Written problem A
In the passage on Kriol stop perception, what is the intercept's base value in log-odds?
Written problem B
Please explain, in one to three sentences, why the passage on Kriol stop perception treats its labial result as evidence of a contrast between [p] and [b].

The intercept, with a ‘base’ value7 of 2.96 log-odds, suggests that Kriol participants, with high exposure to English, selected [t] or [k], on average, 95% (19: 1 odds) of the time when presented with a canonical voiceless stop. As per the continuum predictor result, the probability of selecting a voiceless-like stop ([t, k]) decreased by, on average, −0.36 log-odds per step along the continuum. This suggests that by the final step, Kriol participants only chose the voiceless tokens, on average, 43% (−0.3 log-odds) of the time—indicating a steady decrease in the overall slope across the [t-d] and [k-g] continua and only slight preference towards the canonical voiced tokens ([d] and [g]) at the opposing end of the continua.
As indicated by the significant labial predictor, the chances of a Kriol participant selecting [p] over [b] at the first step of the continuum decreased by −2.48 log-odds; reducing the probability to 62% (0.48 log-odds). This decrease, however, suggests that by the end of the [p-b] continua, Kriol speakers were only selecting [p] 6% (−2.8 log-odds) of the time when presented with the canonical [b] tokens. This result provides evidence of a perceptual contrast between labial stops [p] and [b] in Kriol.

Recorded data

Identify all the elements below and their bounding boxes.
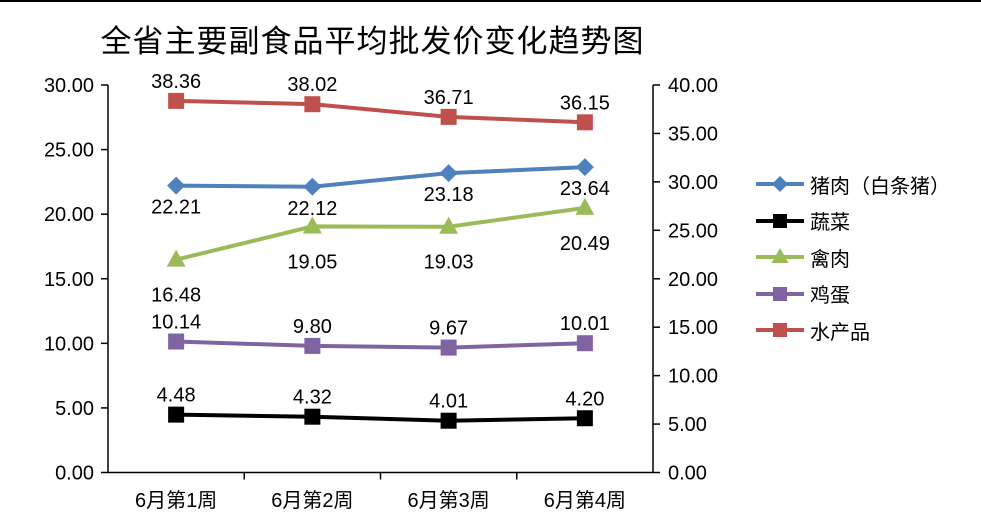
diamond-marker <box>575 158 594 177</box>
triangle-marker <box>166 249 186 267</box>
square-marker <box>773 323 787 338</box>
square-marker <box>304 96 321 113</box>
data-label: 38.36 <box>151 71 201 93</box>
data-label: 10.14 <box>151 312 201 334</box>
legend: 猪肉（白条猪） 蔬菜 禽肉 鸡蛋 水产品 <box>756 166 950 349</box>
x-category-label: 6月第1周 <box>135 489 217 512</box>
right-axis-tick-label: 30.00 <box>668 172 718 194</box>
data-label: 36.15 <box>560 92 610 114</box>
data-label: 23.18 <box>424 184 474 206</box>
square-marker <box>168 406 185 423</box>
left-axis-tick-label: 15.00 <box>44 269 94 291</box>
series-line-2 <box>175 205 586 262</box>
series-1: 4.48 4.32 4.01 4.20 <box>157 385 604 429</box>
square-marker <box>576 114 593 131</box>
data-label: 16.48 <box>151 285 201 307</box>
data-label: 9.67 <box>429 318 468 340</box>
top-border-line <box>0 0 981 2</box>
series-line-0 <box>176 165 585 189</box>
triangle-marker <box>575 197 595 215</box>
left-axis-tick-label: 25.00 <box>44 140 94 162</box>
x-category-label: 6月第4周 <box>544 489 626 512</box>
series-0: 22.21 22.12 23.18 23.64 <box>151 158 610 220</box>
chart-title: 全省主要副食品平均批发价变化趋势图 <box>100 24 645 60</box>
square-marker <box>773 286 787 301</box>
series-2: 16.48 19.05 19.03 20.49 <box>151 197 610 307</box>
legend-item-vegetables: 蔬菜 <box>756 203 950 240</box>
data-label: 19.03 <box>424 252 474 274</box>
square-marker <box>304 408 321 425</box>
square-marker <box>168 92 185 109</box>
legend-item-aquatic: 水产品 <box>756 312 950 349</box>
legend-label: 水产品 <box>810 319 870 344</box>
left-axis-tick-label: 0.00 <box>55 463 94 485</box>
right-axis-tick-label: 15.00 <box>668 317 718 339</box>
data-label: 22.21 <box>151 197 201 219</box>
x-category-label: 6月第3周 <box>408 489 490 512</box>
data-label: 4.20 <box>565 388 604 410</box>
data-label: 22.12 <box>287 198 337 220</box>
triangle-marker <box>771 248 789 264</box>
diamond-marker <box>772 176 788 193</box>
data-label: 38.02 <box>287 74 337 96</box>
triangle-marker <box>439 216 459 234</box>
square-marker <box>168 333 185 350</box>
legend-item-eggs: 鸡蛋 <box>756 276 950 313</box>
eggs-series-marker-icon <box>756 286 804 301</box>
right-axis-tick-label: 10.00 <box>668 366 718 388</box>
legend-item-pork: 猪肉（白条猪） <box>756 166 950 203</box>
series-line-3 <box>176 339 585 350</box>
series-3: 10.14 9.80 9.67 10.01 <box>151 312 610 356</box>
square-marker <box>576 410 593 427</box>
right-axis-tick-label: 5.00 <box>668 414 707 436</box>
x-category-label: 6月第2周 <box>271 489 353 512</box>
series-line-4 <box>176 98 585 125</box>
left-axis-tick-label: 5.00 <box>55 398 94 420</box>
right-axis-tick-label: 0.00 <box>668 463 707 485</box>
square-marker <box>440 339 457 356</box>
square-marker <box>440 108 457 125</box>
data-label: 4.32 <box>293 387 332 409</box>
left-axis-tick-label: 30.00 <box>44 75 94 97</box>
triangle-marker <box>302 216 322 234</box>
series-line-1 <box>176 412 585 423</box>
vegetables-series-marker-icon <box>756 213 804 228</box>
right-axis-tick-label: 25.00 <box>668 220 718 242</box>
square-marker <box>576 335 593 352</box>
legend-item-poultry: 禽肉 <box>756 239 950 276</box>
data-label: 4.48 <box>157 385 196 407</box>
data-label: 19.05 <box>287 251 337 273</box>
data-label: 4.01 <box>429 391 468 413</box>
data-label: 20.49 <box>560 233 610 255</box>
data-label: 23.64 <box>560 178 610 200</box>
square-marker <box>304 337 321 354</box>
diamond-marker <box>303 177 322 196</box>
square-marker <box>773 213 787 228</box>
right-axis-tick-label: 35.00 <box>668 123 718 145</box>
diamond-marker <box>439 164 458 183</box>
pork-series-marker-icon <box>756 176 804 193</box>
legend-label: 猪肉（白条猪） <box>810 173 950 198</box>
left-axis-tick-label: 10.00 <box>44 333 94 355</box>
data-label: 36.71 <box>424 87 474 109</box>
left-axis-tick-label: 20.00 <box>44 204 94 226</box>
data-label: 10.01 <box>560 313 610 335</box>
diamond-marker <box>167 176 186 195</box>
legend-label: 鸡蛋 <box>810 283 850 308</box>
poultry-series-marker-icon <box>756 248 804 264</box>
square-marker <box>440 412 457 429</box>
right-axis-tick-label: 40.00 <box>668 75 718 97</box>
aquatic-series-marker-icon <box>756 323 804 338</box>
legend-label: 蔬菜 <box>810 210 850 235</box>
right-axis-tick-label: 20.00 <box>668 269 718 291</box>
series-4: 38.36 38.02 36.71 36.15 <box>151 71 610 131</box>
legend-label: 禽肉 <box>810 246 850 271</box>
data-label: 9.80 <box>293 316 332 338</box>
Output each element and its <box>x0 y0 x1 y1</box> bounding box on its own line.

Task output A
2.96 log-odds.

Task output B
At the first step of the [p-b] continua, Kriol participants chose [p] 62% of the time. By the end of the continua, when presented with the canonical [b] tokens, they chose [p] only 6% of the time. The passage takes this result as evidence of a perceptual contrast between the labial stops [p] and [b] in Kriol.